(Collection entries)
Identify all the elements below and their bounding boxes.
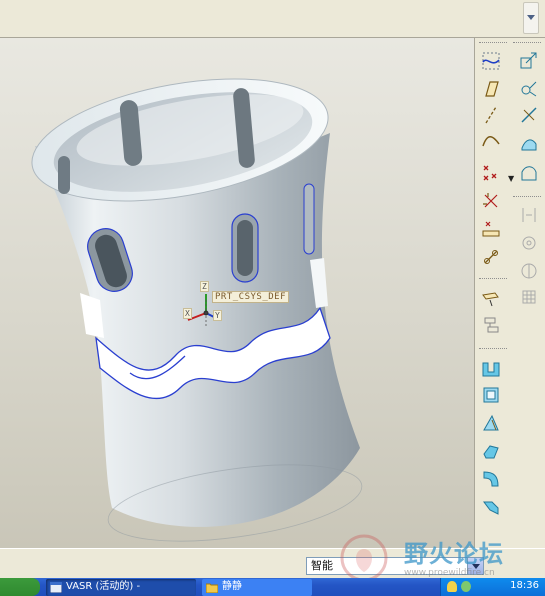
layer-icon[interactable] <box>478 312 504 338</box>
analysis-icon[interactable] <box>478 286 504 312</box>
copy-icon[interactable] <box>516 48 542 74</box>
draft-icon[interactable] <box>478 410 504 436</box>
trim-icon[interactable] <box>516 102 542 128</box>
qq-icon[interactable] <box>447 581 457 592</box>
offset-icon[interactable] <box>516 160 542 186</box>
pattern-icon[interactable] <box>516 230 542 256</box>
chamfer-icon[interactable] <box>478 494 504 520</box>
selection-filter-dropdown[interactable]: 智能 <box>306 557 484 575</box>
datum-axis-icon[interactable] <box>478 102 504 128</box>
axis-z-label: Z <box>200 281 209 292</box>
taskbar-clock: 18:36 <box>510 580 539 591</box>
taskbar-label: 静静 <box>222 581 242 592</box>
feature-toolbar: ▼ <box>474 38 545 548</box>
grid-icon[interactable] <box>516 284 542 310</box>
network-icon[interactable] <box>461 581 471 592</box>
curve-icon[interactable] <box>478 128 504 154</box>
datum-point-dropdown-icon[interactable]: ▼ <box>508 174 514 183</box>
status-bar: 智能 <box>0 548 545 578</box>
graphics-viewport[interactable]: Z X Y PRT_CSYS_DEF <box>0 38 474 548</box>
extrude-icon[interactable] <box>478 356 504 382</box>
selection-filter-value: 智能 <box>311 559 333 572</box>
coordinate-system-icon[interactable] <box>478 244 504 270</box>
datum-plane-icon[interactable] <box>478 76 504 102</box>
app-window-icon <box>49 581 63 594</box>
top-scroll-arrow[interactable] <box>523 2 539 34</box>
windows-taskbar: VASR (活动的) - 静静 18:36 <box>0 578 545 596</box>
surface-icon[interactable] <box>516 130 542 156</box>
taskbar-button-folder[interactable]: 静静 <box>202 579 312 596</box>
mirror-tool-icon[interactable] <box>516 76 542 102</box>
datum-point-offset-icon[interactable] <box>478 188 504 214</box>
system-tray: 18:36 <box>440 578 545 596</box>
shell-icon[interactable] <box>478 382 504 408</box>
datum-point-icon[interactable] <box>478 160 504 186</box>
taskbar-label: VASR (活动的) - <box>66 581 141 592</box>
sketch-curve-icon[interactable] <box>478 48 504 74</box>
taskbar-button-vasr[interactable]: VASR (活动的) - <box>46 579 196 596</box>
axis-x-label: X <box>183 308 192 319</box>
top-toolbar-strip <box>0 0 545 38</box>
folder-icon <box>205 582 219 594</box>
app-window: Z X Y PRT_CSYS_DEF ▼ 智能 野火论坛 www.proewil… <box>0 0 545 596</box>
start-button[interactable] <box>0 578 40 596</box>
inner-slot <box>58 156 70 194</box>
datum-point-field-icon[interactable] <box>478 216 504 242</box>
chevron-down-icon[interactable] <box>467 558 483 574</box>
merge-icon[interactable] <box>516 202 542 228</box>
transform-icon[interactable] <box>516 258 542 284</box>
rib-icon[interactable] <box>478 438 504 464</box>
round-icon[interactable] <box>478 466 504 492</box>
axis-y-label: Y <box>213 310 222 321</box>
csys-label: PRT_CSYS_DEF <box>212 291 290 303</box>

» **Set problem**:
Rewrite all the records with "taskbar-label" changed to "taskbar-text" and everything else left as it is. Omit the pictures from your answer.

» **Answer to this task**:
Identify all the elements below and their bounding boxes.
layer-icon[interactable] <box>478 312 504 338</box>
analysis-icon[interactable] <box>478 286 504 312</box>
copy-icon[interactable] <box>516 48 542 74</box>
draft-icon[interactable] <box>478 410 504 436</box>
trim-icon[interactable] <box>516 102 542 128</box>
qq-icon[interactable] <box>447 581 457 592</box>
offset-icon[interactable] <box>516 160 542 186</box>
pattern-icon[interactable] <box>516 230 542 256</box>
chamfer-icon[interactable] <box>478 494 504 520</box>
selection-filter-dropdown[interactable]: 智能 <box>306 557 484 575</box>
datum-axis-icon[interactable] <box>478 102 504 128</box>
axis-z-label: Z <box>200 281 209 292</box>
taskbar-clock: 18:36 <box>510 580 539 591</box>
taskbar-text: 静静 <box>222 581 242 592</box>
feature-toolbar: ▼ <box>474 38 545 548</box>
grid-icon[interactable] <box>516 284 542 310</box>
network-icon[interactable] <box>461 581 471 592</box>
curve-icon[interactable] <box>478 128 504 154</box>
datum-point-dropdown-icon[interactable]: ▼ <box>508 174 514 183</box>
status-bar: 智能 <box>0 548 545 578</box>
graphics-viewport[interactable]: Z X Y PRT_CSYS_DEF <box>0 38 474 548</box>
extrude-icon[interactable] <box>478 356 504 382</box>
selection-filter-value: 智能 <box>311 559 333 572</box>
coordinate-system-icon[interactable] <box>478 244 504 270</box>
datum-plane-icon[interactable] <box>478 76 504 102</box>
app-window-icon <box>49 581 63 594</box>
top-scroll-arrow[interactable] <box>523 2 539 34</box>
windows-taskbar: VASR (活动的) - 静静 18:36 <box>0 578 545 596</box>
surface-icon[interactable] <box>516 130 542 156</box>
taskbar-button-folder[interactable]: 静静 <box>202 579 312 596</box>
mirror-tool-icon[interactable] <box>516 76 542 102</box>
datum-point-offset-icon[interactable] <box>478 188 504 214</box>
system-tray: 18:36 <box>440 578 545 596</box>
shell-icon[interactable] <box>478 382 504 408</box>
datum-point-icon[interactable] <box>478 160 504 186</box>
taskbar-text: VASR (活动的) - <box>66 581 141 592</box>
sketch-curve-icon[interactable] <box>478 48 504 74</box>
taskbar-button-vasr[interactable]: VASR (活动的) - <box>46 579 196 596</box>
axis-x-label: X <box>183 308 192 319</box>
top-toolbar-strip <box>0 0 545 38</box>
folder-icon <box>205 582 219 594</box>
app-window: Z X Y PRT_CSYS_DEF ▼ 智能 野火论坛 www.proewil… <box>0 0 545 596</box>
start-button[interactable] <box>0 578 40 596</box>
inner-slot <box>58 156 70 194</box>
datum-point-field-icon[interactable] <box>478 216 504 242</box>
chevron-down-icon[interactable] <box>467 558 483 574</box>
merge-icon[interactable] <box>516 202 542 228</box>
transform-icon[interactable] <box>516 258 542 284</box>
rib-icon[interactable] <box>478 438 504 464</box>
round-icon[interactable] <box>478 466 504 492</box>
axis-y-label: Y <box>213 310 222 321</box>
csys-label: PRT_CSYS_DEF <box>212 291 290 303</box>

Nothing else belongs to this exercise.